What you will do | Please copy the following records line for line, keeping every character unchanged.
-- Data extract start --
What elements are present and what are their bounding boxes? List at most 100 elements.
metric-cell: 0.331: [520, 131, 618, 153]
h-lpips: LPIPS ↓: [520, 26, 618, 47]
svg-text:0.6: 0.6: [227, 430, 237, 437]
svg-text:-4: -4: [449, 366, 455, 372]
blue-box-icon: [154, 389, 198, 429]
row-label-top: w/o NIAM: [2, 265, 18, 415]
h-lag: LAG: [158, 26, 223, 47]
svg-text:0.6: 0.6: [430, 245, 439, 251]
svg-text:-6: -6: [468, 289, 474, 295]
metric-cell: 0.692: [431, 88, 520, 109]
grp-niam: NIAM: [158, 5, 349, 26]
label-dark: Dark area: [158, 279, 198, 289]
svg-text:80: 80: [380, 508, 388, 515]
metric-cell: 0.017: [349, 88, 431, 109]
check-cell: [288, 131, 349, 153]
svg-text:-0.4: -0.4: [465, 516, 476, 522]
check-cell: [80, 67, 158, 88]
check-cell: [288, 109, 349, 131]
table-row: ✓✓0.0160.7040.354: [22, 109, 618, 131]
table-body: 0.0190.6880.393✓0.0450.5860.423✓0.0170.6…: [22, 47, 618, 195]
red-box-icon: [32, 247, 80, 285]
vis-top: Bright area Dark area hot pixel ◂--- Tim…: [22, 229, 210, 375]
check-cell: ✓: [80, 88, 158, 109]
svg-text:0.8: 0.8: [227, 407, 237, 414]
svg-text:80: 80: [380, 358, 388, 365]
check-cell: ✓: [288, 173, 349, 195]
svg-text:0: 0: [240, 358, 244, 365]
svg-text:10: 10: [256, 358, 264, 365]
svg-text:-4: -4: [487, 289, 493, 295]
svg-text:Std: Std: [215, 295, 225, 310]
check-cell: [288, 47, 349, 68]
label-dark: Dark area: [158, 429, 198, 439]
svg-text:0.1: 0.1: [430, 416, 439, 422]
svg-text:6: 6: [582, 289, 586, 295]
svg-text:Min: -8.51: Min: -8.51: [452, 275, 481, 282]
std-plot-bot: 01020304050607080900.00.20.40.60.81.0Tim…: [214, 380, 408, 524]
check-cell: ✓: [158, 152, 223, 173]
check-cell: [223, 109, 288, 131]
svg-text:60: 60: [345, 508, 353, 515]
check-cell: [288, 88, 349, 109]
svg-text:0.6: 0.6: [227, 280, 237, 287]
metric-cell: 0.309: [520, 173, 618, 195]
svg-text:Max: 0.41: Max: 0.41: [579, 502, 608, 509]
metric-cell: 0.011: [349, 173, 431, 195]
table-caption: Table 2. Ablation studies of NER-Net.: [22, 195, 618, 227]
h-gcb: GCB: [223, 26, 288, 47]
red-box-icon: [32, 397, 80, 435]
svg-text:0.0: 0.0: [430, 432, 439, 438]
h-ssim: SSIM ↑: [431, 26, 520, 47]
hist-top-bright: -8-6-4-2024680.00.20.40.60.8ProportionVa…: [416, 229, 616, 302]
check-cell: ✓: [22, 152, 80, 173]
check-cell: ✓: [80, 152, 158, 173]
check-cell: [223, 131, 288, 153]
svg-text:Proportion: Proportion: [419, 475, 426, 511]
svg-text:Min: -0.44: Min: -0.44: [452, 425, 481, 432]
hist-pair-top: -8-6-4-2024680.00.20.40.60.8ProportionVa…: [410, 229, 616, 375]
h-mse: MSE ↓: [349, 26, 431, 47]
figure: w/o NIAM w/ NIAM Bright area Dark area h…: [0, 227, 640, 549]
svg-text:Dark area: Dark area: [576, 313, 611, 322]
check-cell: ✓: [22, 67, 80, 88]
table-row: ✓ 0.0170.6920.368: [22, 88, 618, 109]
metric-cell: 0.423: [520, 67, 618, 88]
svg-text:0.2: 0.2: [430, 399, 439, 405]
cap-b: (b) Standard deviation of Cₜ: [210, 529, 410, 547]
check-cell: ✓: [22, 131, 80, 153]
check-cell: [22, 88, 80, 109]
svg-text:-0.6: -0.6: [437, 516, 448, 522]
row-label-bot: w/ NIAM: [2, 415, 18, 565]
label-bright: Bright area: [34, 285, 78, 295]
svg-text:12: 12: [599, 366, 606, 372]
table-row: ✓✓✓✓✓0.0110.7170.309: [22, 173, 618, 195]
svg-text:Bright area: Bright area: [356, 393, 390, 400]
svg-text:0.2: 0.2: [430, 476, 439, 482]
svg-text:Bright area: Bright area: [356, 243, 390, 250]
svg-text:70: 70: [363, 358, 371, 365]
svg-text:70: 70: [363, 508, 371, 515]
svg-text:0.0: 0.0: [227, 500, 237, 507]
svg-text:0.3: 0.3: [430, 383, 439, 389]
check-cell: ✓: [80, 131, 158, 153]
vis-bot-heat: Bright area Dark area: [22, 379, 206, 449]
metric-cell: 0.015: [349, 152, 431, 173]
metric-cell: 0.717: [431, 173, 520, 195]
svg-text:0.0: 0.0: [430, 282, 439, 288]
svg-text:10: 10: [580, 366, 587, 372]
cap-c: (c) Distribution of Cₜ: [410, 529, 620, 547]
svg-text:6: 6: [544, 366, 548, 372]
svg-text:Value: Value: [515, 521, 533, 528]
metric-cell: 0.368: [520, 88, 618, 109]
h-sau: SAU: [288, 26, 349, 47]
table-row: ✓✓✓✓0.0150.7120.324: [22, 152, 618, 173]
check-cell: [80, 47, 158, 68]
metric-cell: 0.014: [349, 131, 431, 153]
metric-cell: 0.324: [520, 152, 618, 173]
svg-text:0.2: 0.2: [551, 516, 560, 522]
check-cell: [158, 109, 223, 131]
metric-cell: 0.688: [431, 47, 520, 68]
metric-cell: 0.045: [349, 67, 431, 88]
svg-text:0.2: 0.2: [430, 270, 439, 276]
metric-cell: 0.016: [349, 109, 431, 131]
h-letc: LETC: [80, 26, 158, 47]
-- Data extract end --
Result of this task |
What elements are present and what are their bounding boxes? List at most 100 elements.
metric-cell: 0.331: [520, 131, 618, 153]
h-lpips: LPIPS ↓: [520, 26, 618, 47]
svg-text:0.6: 0.6: [227, 430, 237, 437]
svg-text:-4: -4: [449, 366, 455, 372]
blue-box-icon: [154, 389, 198, 429]
row-label-top: w/o NIAM: [2, 265, 18, 415]
h-lag: LAG: [158, 26, 223, 47]
svg-text:0.6: 0.6: [430, 245, 439, 251]
svg-text:-6: -6: [468, 289, 474, 295]
metric-cell: 0.692: [431, 88, 520, 109]
grp-niam: NIAM: [158, 5, 349, 26]
label-dark: Dark area: [158, 279, 198, 289]
svg-text:80: 80: [380, 508, 388, 515]
metric-cell: 0.017: [349, 88, 431, 109]
check-cell: [288, 131, 349, 153]
svg-text:-0.4: -0.4: [465, 516, 476, 522]
check-cell: [80, 67, 158, 88]
check-cell: [288, 109, 349, 131]
table-row: ✓✓0.0160.7040.354: [22, 109, 618, 131]
table-body: 0.0190.6880.393✓0.0450.5860.423✓0.0170.6…: [22, 47, 618, 195]
red-box-icon: [32, 247, 80, 285]
vis-top: Bright area Dark area hot pixel ◂--- Tim…: [22, 229, 210, 375]
check-cell: ✓: [80, 88, 158, 109]
svg-text:0.8: 0.8: [227, 407, 237, 414]
svg-text:80: 80: [380, 358, 388, 365]
check-cell: ✓: [288, 173, 349, 195]
svg-text:0: 0: [240, 358, 244, 365]
svg-text:10: 10: [256, 358, 264, 365]
svg-text:-4: -4: [487, 289, 493, 295]
svg-text:Std: Std: [215, 295, 225, 310]
check-cell: [288, 47, 349, 68]
label-dark: Dark area: [158, 429, 198, 439]
svg-text:0.1: 0.1: [430, 416, 439, 422]
svg-text:6: 6: [582, 289, 586, 295]
svg-text:Min: -8.51: Min: -8.51: [452, 275, 481, 282]
std-plot-bot: 01020304050607080900.00.20.40.60.81.0Tim…: [214, 380, 408, 524]
check-cell: ✓: [158, 152, 223, 173]
check-cell: [223, 109, 288, 131]
svg-text:60: 60: [345, 508, 353, 515]
check-cell: [288, 88, 349, 109]
svg-text:0.6: 0.6: [227, 280, 237, 287]
metric-cell: 0.309: [520, 173, 618, 195]
svg-text:Max: 0.41: Max: 0.41: [579, 502, 608, 509]
metric-cell: 0.011: [349, 173, 431, 195]
table-caption: Table 2. Ablation studies of NER-Net.: [22, 195, 618, 227]
h-gcb: GCB: [223, 26, 288, 47]
red-box-icon: [32, 397, 80, 435]
svg-text:0.0: 0.0: [430, 432, 439, 438]
h-ssim: SSIM ↑: [431, 26, 520, 47]
hist-top-bright: -8-6-4-2024680.00.20.40.60.8ProportionVa…: [416, 229, 616, 302]
check-cell: ✓: [22, 152, 80, 173]
check-cell: ✓: [80, 152, 158, 173]
check-cell: [223, 131, 288, 153]
svg-text:Proportion: Proportion: [419, 475, 426, 511]
svg-text:Min: -0.44: Min: -0.44: [452, 425, 481, 432]
hist-pair-top: -8-6-4-2024680.00.20.40.60.8ProportionVa…: [410, 229, 616, 375]
h-mse: MSE ↓: [349, 26, 431, 47]
figure: w/o NIAM w/ NIAM Bright area Dark area h…: [0, 227, 640, 549]
svg-text:Dark area: Dark area: [576, 313, 611, 322]
check-cell: ✓: [22, 67, 80, 88]
table-row: ✓ 0.0170.6920.368: [22, 88, 618, 109]
metric-cell: 0.423: [520, 67, 618, 88]
svg-text:0.2: 0.2: [430, 399, 439, 405]
cap-b: (b) Standard deviation of Cₜ: [210, 529, 410, 547]
check-cell: ✓: [22, 131, 80, 153]
check-cell: [22, 88, 80, 109]
svg-text:-0.6: -0.6: [437, 516, 448, 522]
row-label-bot: w/ NIAM: [2, 415, 18, 565]
label-bright: Bright area: [34, 285, 78, 295]
svg-text:12: 12: [599, 366, 606, 372]
table-row: ✓✓✓✓✓0.0110.7170.309: [22, 173, 618, 195]
svg-text:Bright area: Bright area: [356, 393, 390, 400]
svg-text:0.2: 0.2: [430, 476, 439, 482]
svg-text:Bright area: Bright area: [356, 243, 390, 250]
svg-text:70: 70: [363, 358, 371, 365]
svg-text:70: 70: [363, 508, 371, 515]
svg-text:0.0: 0.0: [227, 500, 237, 507]
svg-text:0.3: 0.3: [430, 383, 439, 389]
check-cell: ✓: [80, 131, 158, 153]
vis-bot-heat: Bright area Dark area: [22, 379, 206, 449]
metric-cell: 0.015: [349, 152, 431, 173]
metric-cell: 0.717: [431, 173, 520, 195]
svg-text:0.0: 0.0: [430, 282, 439, 288]
svg-text:10: 10: [580, 366, 587, 372]
cap-c: (c) Distribution of Cₜ: [410, 529, 620, 547]
svg-text:6: 6: [544, 366, 548, 372]
svg-text:Value: Value: [515, 521, 533, 528]
metric-cell: 0.368: [520, 88, 618, 109]
h-sau: SAU: [288, 26, 349, 47]
table-row: ✓✓✓✓0.0150.7120.324: [22, 152, 618, 173]
check-cell: [80, 47, 158, 68]
metric-cell: 0.014: [349, 131, 431, 153]
metric-cell: 0.324: [520, 152, 618, 173]
svg-text:0.2: 0.2: [551, 516, 560, 522]
check-cell: [158, 109, 223, 131]
metric-cell: 0.688: [431, 47, 520, 68]
metric-cell: 0.045: [349, 67, 431, 88]
svg-text:0.2: 0.2: [430, 270, 439, 276]
metric-cell: 0.016: [349, 109, 431, 131]
h-letc: LETC: [80, 26, 158, 47]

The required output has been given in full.